— Directive —
Revise the data below so that each occurrence of "callout-box" reads "annotation-box". Keep everything else unchanged.

Element boundary data
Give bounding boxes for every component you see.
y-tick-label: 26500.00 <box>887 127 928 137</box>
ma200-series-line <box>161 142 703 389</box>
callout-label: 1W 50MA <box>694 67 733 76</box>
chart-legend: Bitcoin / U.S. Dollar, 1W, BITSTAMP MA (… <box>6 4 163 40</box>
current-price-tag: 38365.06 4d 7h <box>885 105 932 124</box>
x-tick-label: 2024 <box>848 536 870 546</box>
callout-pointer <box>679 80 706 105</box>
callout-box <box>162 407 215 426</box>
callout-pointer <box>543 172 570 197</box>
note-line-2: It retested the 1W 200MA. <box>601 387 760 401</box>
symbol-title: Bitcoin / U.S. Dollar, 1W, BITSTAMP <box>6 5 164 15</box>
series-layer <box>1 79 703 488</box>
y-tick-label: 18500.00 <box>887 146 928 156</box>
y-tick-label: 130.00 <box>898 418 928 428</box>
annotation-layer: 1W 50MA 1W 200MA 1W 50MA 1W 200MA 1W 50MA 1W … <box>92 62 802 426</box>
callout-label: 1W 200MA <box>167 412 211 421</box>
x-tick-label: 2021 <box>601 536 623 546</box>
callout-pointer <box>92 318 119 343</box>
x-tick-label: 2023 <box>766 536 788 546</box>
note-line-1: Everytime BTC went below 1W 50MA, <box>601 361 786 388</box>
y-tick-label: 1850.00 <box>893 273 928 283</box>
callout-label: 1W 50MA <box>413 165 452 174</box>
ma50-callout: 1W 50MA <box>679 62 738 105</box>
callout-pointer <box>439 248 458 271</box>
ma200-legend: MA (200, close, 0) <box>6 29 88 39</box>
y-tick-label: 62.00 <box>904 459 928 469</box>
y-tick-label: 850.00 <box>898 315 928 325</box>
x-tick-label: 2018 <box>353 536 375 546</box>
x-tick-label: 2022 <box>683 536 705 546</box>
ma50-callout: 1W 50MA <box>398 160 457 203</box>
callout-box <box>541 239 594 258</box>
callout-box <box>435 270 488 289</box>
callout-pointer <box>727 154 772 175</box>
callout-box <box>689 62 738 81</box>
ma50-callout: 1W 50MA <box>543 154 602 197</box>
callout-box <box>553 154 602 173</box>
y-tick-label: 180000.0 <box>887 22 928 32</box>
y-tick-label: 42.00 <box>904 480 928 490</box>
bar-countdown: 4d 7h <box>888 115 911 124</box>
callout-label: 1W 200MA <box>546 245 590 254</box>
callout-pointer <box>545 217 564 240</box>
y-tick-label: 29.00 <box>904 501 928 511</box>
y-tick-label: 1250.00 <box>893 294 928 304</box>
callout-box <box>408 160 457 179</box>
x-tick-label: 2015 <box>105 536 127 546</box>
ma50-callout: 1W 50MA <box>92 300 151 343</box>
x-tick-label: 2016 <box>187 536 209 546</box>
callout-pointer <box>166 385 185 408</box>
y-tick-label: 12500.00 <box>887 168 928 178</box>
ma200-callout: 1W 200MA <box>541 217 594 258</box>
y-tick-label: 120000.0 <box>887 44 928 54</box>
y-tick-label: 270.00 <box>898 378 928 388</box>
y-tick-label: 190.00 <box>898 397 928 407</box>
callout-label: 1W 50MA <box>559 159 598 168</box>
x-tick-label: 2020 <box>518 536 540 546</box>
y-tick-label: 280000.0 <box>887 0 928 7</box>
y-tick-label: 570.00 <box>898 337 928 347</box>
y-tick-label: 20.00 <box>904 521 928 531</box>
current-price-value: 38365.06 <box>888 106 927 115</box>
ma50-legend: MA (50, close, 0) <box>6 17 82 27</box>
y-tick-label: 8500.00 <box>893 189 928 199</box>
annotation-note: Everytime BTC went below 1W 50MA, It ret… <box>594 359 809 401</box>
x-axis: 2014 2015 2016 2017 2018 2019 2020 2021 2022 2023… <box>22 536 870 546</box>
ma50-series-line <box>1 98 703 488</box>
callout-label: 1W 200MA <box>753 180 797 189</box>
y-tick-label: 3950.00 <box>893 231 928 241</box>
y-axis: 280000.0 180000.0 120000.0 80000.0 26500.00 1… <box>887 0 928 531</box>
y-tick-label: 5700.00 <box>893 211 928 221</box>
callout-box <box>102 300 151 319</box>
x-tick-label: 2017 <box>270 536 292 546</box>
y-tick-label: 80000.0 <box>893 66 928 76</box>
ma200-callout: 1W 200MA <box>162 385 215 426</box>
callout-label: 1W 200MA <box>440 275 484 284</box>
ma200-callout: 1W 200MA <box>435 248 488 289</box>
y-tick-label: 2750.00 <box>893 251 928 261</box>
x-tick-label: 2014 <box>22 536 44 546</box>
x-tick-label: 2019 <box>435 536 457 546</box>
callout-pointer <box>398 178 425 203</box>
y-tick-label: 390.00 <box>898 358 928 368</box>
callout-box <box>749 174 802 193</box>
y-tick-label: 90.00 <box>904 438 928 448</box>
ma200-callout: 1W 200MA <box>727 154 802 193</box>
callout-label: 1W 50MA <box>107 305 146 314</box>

— Complete output —
Give bounding boxes for every component you see.
y-tick-label: 26500.00 <box>887 127 928 137</box>
ma200-series-line <box>161 142 703 389</box>
callout-label: 1W 50MA <box>694 67 733 76</box>
chart-legend: Bitcoin / U.S. Dollar, 1W, BITSTAMP MA (… <box>6 4 163 40</box>
current-price-tag: 38365.06 4d 7h <box>885 105 932 124</box>
x-tick-label: 2024 <box>848 536 870 546</box>
callout-pointer <box>679 80 706 105</box>
annotation-box <box>162 407 215 426</box>
callout-pointer <box>543 172 570 197</box>
note-line-2: It retested the 1W 200MA. <box>601 387 760 401</box>
symbol-title: Bitcoin / U.S. Dollar, 1W, BITSTAMP <box>6 5 164 15</box>
series-layer <box>1 79 703 488</box>
y-tick-label: 18500.00 <box>887 146 928 156</box>
y-tick-label: 130.00 <box>898 418 928 428</box>
annotation-layer: 1W 50MA 1W 200MA 1W 50MA 1W 200MA 1W 50MA 1W … <box>92 62 802 426</box>
callout-label: 1W 200MA <box>167 412 211 421</box>
x-tick-label: 2021 <box>601 536 623 546</box>
callout-pointer <box>92 318 119 343</box>
x-tick-label: 2023 <box>766 536 788 546</box>
note-line-1: Everytime BTC went below 1W 50MA, <box>601 361 786 388</box>
y-tick-label: 1850.00 <box>893 273 928 283</box>
callout-label: 1W 50MA <box>413 165 452 174</box>
ma50-callout: 1W 50MA <box>679 62 738 105</box>
callout-pointer <box>439 248 458 271</box>
ma200-legend: MA (200, close, 0) <box>6 29 88 39</box>
y-tick-label: 62.00 <box>904 459 928 469</box>
y-tick-label: 850.00 <box>898 315 928 325</box>
x-tick-label: 2018 <box>353 536 375 546</box>
x-tick-label: 2022 <box>683 536 705 546</box>
ma50-callout: 1W 50MA <box>398 160 457 203</box>
annotation-box <box>541 239 594 258</box>
annotation-box <box>435 270 488 289</box>
callout-pointer <box>727 154 772 175</box>
annotation-box <box>689 62 738 81</box>
ma50-callout: 1W 50MA <box>543 154 602 197</box>
annotation-box <box>553 154 602 173</box>
y-tick-label: 180000.0 <box>887 22 928 32</box>
y-tick-label: 42.00 <box>904 480 928 490</box>
bar-countdown: 4d 7h <box>888 115 911 124</box>
callout-label: 1W 200MA <box>546 245 590 254</box>
callout-pointer <box>545 217 564 240</box>
y-tick-label: 29.00 <box>904 501 928 511</box>
y-tick-label: 1250.00 <box>893 294 928 304</box>
annotation-box <box>408 160 457 179</box>
x-tick-label: 2015 <box>105 536 127 546</box>
ma50-callout: 1W 50MA <box>92 300 151 343</box>
x-tick-label: 2016 <box>187 536 209 546</box>
callout-pointer <box>166 385 185 408</box>
y-tick-label: 12500.00 <box>887 168 928 178</box>
ma200-callout: 1W 200MA <box>541 217 594 258</box>
y-tick-label: 120000.0 <box>887 44 928 54</box>
y-tick-label: 270.00 <box>898 378 928 388</box>
y-tick-label: 190.00 <box>898 397 928 407</box>
callout-label: 1W 50MA <box>559 159 598 168</box>
x-tick-label: 2020 <box>518 536 540 546</box>
y-tick-label: 280000.0 <box>887 0 928 7</box>
y-tick-label: 570.00 <box>898 337 928 347</box>
y-tick-label: 20.00 <box>904 521 928 531</box>
current-price-value: 38365.06 <box>888 106 927 115</box>
ma50-legend: MA (50, close, 0) <box>6 17 82 27</box>
y-tick-label: 8500.00 <box>893 189 928 199</box>
annotation-note: Everytime BTC went below 1W 50MA, It ret… <box>594 359 809 401</box>
x-axis: 2014 2015 2016 2017 2018 2019 2020 2021 2022 2023… <box>22 536 870 546</box>
ma50-series-line <box>1 98 703 488</box>
callout-label: 1W 200MA <box>753 180 797 189</box>
y-tick-label: 3950.00 <box>893 231 928 241</box>
y-axis: 280000.0 180000.0 120000.0 80000.0 26500.00 1… <box>887 0 928 531</box>
y-tick-label: 5700.00 <box>893 211 928 221</box>
annotation-box <box>102 300 151 319</box>
x-tick-label: 2017 <box>270 536 292 546</box>
y-tick-label: 80000.0 <box>893 66 928 76</box>
ma200-callout: 1W 200MA <box>162 385 215 426</box>
callout-label: 1W 200MA <box>440 275 484 284</box>
ma200-callout: 1W 200MA <box>435 248 488 289</box>
y-tick-label: 2750.00 <box>893 251 928 261</box>
x-tick-label: 2014 <box>22 536 44 546</box>
x-tick-label: 2019 <box>435 536 457 546</box>
callout-pointer <box>398 178 425 203</box>
y-tick-label: 390.00 <box>898 358 928 368</box>
annotation-box <box>749 174 802 193</box>
y-tick-label: 90.00 <box>904 438 928 448</box>
ma200-callout: 1W 200MA <box>727 154 802 193</box>
callout-label: 1W 50MA <box>107 305 146 314</box>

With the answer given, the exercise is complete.